-- Begin THE INPUT --

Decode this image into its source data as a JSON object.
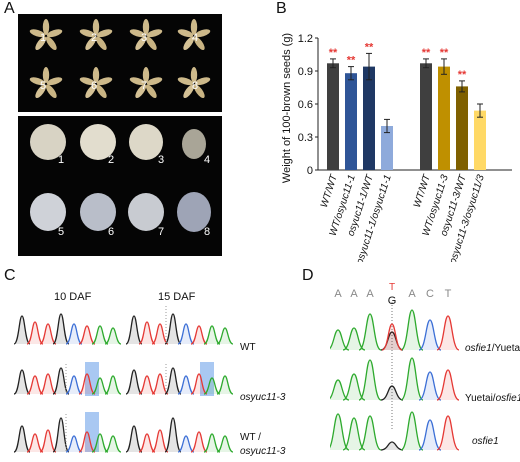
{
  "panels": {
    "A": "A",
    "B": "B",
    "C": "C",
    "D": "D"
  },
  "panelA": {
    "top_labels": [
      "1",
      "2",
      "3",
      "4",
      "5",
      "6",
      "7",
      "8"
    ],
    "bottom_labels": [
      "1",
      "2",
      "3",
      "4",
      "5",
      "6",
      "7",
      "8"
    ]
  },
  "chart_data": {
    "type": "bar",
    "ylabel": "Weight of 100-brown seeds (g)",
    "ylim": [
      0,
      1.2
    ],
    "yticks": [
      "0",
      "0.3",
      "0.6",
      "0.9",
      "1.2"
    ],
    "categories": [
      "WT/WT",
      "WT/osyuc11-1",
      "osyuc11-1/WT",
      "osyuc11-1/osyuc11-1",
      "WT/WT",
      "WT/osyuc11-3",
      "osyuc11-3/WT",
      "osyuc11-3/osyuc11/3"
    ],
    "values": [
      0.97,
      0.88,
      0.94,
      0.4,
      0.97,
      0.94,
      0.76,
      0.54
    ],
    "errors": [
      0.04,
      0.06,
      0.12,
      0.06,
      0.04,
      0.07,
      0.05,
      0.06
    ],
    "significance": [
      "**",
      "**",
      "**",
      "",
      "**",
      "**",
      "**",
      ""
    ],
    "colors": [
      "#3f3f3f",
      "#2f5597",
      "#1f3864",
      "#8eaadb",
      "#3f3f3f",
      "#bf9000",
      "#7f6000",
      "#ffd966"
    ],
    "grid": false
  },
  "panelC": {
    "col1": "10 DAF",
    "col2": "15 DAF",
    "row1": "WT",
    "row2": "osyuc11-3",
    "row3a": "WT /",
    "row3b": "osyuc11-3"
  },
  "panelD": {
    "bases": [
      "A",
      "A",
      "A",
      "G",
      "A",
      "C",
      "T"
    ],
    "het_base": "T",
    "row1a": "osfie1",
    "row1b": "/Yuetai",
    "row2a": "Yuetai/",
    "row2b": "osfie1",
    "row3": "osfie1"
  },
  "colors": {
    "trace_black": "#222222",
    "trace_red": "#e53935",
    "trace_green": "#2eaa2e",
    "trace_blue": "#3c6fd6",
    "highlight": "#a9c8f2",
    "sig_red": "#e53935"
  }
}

-- End THE INPUT --

WORK TO BE COMPLETED
Repeat the listing above exactly, with no pictures.

TASK ANSWER
Decode this image into its source data as a JSON object.
{
  "panels": {
    "A": "A",
    "B": "B",
    "C": "C",
    "D": "D"
  },
  "panelA": {
    "top_labels": [
      "1",
      "2",
      "3",
      "4",
      "5",
      "6",
      "7",
      "8"
    ],
    "bottom_labels": [
      "1",
      "2",
      "3",
      "4",
      "5",
      "6",
      "7",
      "8"
    ]
  },
  "chart_data": {
    "type": "bar",
    "ylabel": "Weight of 100-brown seeds (g)",
    "ylim": [
      0,
      1.2
    ],
    "yticks": [
      "0",
      "0.3",
      "0.6",
      "0.9",
      "1.2"
    ],
    "categories": [
      "WT/WT",
      "WT/osyuc11-1",
      "osyuc11-1/WT",
      "osyuc11-1/osyuc11-1",
      "WT/WT",
      "WT/osyuc11-3",
      "osyuc11-3/WT",
      "osyuc11-3/osyuc11/3"
    ],
    "values": [
      0.97,
      0.88,
      0.94,
      0.4,
      0.97,
      0.94,
      0.76,
      0.54
    ],
    "errors": [
      0.04,
      0.06,
      0.12,
      0.06,
      0.04,
      0.07,
      0.05,
      0.06
    ],
    "significance": [
      "**",
      "**",
      "**",
      "",
      "**",
      "**",
      "**",
      ""
    ],
    "colors": [
      "#3f3f3f",
      "#2f5597",
      "#1f3864",
      "#8eaadb",
      "#3f3f3f",
      "#bf9000",
      "#7f6000",
      "#ffd966"
    ],
    "grid": false
  },
  "panelC": {
    "col1": "10 DAF",
    "col2": "15 DAF",
    "row1": "WT",
    "row2": "osyuc11-3",
    "row3a": "WT /",
    "row3b": "osyuc11-3"
  },
  "panelD": {
    "bases": [
      "A",
      "A",
      "A",
      "G",
      "A",
      "C",
      "T"
    ],
    "het_base": "T",
    "row1a": "osfie1",
    "row1b": "/Yuetai",
    "row2a": "Yuetai/",
    "row2b": "osfie1",
    "row3": "osfie1"
  },
  "colors": {
    "trace_black": "#222222",
    "trace_red": "#e53935",
    "trace_green": "#2eaa2e",
    "trace_blue": "#3c6fd6",
    "highlight": "#a9c8f2",
    "sig_red": "#e53935"
  }
}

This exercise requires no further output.